▶ **Task details**
Look through the material below. Copy each line that contains the string "Trout".

▶ **Figure contents as structured data**
"""
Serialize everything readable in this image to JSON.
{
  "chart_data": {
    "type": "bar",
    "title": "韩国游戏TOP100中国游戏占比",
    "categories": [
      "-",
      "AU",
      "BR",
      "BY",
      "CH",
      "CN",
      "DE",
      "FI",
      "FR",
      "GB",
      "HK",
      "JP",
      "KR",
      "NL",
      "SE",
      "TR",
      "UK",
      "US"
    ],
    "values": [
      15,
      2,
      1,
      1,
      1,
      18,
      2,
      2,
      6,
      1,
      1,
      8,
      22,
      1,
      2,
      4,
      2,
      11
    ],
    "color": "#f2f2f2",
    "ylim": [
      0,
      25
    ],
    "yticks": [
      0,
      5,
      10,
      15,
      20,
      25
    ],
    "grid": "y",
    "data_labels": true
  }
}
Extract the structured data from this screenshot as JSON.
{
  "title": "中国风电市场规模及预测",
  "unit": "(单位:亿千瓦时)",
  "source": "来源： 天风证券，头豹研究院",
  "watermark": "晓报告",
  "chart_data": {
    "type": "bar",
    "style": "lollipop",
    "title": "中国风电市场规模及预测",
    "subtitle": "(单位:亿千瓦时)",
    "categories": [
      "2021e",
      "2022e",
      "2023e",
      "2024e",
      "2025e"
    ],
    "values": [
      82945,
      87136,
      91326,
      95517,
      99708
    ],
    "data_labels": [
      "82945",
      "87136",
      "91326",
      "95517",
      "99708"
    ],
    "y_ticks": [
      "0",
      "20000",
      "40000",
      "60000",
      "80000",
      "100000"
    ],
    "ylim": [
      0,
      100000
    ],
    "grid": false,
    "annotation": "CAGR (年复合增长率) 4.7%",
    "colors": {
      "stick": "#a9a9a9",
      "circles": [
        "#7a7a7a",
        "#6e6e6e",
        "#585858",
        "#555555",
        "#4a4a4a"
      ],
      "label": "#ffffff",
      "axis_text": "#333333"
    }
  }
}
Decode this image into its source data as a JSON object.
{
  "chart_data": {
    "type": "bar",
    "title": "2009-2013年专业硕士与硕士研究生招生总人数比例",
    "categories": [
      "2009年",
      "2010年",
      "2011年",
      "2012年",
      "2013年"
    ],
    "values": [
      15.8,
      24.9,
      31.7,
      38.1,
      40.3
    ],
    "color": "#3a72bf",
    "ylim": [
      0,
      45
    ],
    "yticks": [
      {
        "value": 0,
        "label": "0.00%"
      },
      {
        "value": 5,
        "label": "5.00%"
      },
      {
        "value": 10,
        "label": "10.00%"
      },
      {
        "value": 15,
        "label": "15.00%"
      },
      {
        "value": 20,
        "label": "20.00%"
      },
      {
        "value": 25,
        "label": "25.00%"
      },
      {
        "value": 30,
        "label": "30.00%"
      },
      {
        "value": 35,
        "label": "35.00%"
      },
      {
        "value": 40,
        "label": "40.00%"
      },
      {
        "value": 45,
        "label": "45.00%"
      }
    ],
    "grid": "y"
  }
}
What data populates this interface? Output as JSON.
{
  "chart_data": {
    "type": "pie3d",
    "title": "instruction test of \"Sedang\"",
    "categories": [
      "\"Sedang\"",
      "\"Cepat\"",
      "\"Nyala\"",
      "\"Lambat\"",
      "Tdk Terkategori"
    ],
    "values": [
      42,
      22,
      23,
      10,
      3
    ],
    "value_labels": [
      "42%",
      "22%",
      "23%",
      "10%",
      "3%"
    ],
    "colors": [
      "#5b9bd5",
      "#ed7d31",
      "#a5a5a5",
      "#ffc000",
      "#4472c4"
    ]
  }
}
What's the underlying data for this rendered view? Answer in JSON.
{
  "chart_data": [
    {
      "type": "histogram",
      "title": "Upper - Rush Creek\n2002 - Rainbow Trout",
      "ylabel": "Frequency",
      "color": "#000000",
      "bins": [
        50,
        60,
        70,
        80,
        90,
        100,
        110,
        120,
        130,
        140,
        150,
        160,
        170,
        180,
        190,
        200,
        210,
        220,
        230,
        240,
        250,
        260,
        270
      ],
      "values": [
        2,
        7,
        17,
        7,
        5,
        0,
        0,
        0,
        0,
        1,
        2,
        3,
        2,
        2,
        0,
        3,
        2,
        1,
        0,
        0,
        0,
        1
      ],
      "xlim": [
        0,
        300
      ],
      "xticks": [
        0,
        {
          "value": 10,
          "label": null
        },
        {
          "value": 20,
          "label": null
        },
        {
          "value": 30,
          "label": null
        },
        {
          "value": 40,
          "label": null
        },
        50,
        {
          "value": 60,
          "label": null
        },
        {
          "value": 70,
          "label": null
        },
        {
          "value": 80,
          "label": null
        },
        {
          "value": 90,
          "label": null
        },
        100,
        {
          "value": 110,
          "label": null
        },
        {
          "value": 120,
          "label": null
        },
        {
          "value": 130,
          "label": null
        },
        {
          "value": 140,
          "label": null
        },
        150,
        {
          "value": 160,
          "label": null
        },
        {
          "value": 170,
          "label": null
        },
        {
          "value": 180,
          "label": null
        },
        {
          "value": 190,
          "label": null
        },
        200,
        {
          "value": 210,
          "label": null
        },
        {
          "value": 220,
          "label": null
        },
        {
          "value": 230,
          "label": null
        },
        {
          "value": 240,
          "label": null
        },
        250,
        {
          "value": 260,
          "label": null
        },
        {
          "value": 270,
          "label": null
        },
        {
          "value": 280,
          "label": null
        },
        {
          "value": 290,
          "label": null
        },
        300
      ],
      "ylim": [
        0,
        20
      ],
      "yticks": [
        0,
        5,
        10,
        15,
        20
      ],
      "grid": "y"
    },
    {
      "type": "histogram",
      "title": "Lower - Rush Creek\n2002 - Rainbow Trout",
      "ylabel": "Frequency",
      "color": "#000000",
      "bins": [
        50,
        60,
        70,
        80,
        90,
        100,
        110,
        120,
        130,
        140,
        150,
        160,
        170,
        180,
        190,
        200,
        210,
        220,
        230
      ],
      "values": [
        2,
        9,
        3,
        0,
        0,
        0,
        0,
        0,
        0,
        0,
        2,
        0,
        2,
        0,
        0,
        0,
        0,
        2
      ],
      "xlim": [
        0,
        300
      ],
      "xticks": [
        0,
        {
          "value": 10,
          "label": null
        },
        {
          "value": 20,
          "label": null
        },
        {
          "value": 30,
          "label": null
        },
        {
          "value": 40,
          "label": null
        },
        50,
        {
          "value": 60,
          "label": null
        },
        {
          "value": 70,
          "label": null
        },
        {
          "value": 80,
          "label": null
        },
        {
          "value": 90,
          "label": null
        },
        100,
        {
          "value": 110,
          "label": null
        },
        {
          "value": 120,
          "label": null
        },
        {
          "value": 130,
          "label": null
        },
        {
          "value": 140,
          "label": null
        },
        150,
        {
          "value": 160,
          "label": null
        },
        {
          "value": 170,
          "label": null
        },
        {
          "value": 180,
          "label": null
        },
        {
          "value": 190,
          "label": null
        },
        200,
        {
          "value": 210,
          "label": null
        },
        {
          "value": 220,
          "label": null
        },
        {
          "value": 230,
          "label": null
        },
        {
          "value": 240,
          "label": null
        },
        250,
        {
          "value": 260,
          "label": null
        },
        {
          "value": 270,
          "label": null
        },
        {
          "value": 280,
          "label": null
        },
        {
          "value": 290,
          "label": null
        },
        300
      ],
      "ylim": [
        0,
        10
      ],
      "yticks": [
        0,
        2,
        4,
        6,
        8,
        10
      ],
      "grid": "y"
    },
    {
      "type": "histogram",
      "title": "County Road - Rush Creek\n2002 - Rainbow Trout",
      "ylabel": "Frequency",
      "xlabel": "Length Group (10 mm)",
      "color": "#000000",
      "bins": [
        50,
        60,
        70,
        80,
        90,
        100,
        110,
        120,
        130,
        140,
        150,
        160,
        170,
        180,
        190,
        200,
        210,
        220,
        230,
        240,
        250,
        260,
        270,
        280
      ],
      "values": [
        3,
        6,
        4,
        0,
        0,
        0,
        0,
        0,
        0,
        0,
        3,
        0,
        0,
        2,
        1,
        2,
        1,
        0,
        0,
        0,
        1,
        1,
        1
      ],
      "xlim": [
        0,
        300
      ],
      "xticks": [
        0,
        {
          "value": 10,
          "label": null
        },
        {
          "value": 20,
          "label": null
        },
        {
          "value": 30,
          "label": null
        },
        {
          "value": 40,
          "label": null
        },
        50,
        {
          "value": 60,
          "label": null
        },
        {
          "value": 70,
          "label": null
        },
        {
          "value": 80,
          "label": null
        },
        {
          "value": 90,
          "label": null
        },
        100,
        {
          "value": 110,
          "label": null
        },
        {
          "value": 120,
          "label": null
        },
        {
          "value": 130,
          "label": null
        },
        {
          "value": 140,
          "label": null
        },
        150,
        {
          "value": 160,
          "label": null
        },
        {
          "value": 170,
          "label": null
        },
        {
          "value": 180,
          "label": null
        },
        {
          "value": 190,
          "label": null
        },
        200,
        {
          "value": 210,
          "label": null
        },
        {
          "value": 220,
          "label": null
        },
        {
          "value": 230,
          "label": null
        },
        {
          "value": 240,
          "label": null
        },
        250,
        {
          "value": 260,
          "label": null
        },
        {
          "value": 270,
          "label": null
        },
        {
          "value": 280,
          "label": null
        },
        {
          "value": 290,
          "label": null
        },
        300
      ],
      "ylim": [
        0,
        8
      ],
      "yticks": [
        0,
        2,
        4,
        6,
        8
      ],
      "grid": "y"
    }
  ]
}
"""
▶ **Exercise result**
      "title": "Upper - Rush Creek\n2002 - Rainbow Trout",
      "title": "Lower - Rush Creek\n2002 - Rainbow Trout",
      "title": "County Road - Rush Creek\n2002 - Rainbow Trout",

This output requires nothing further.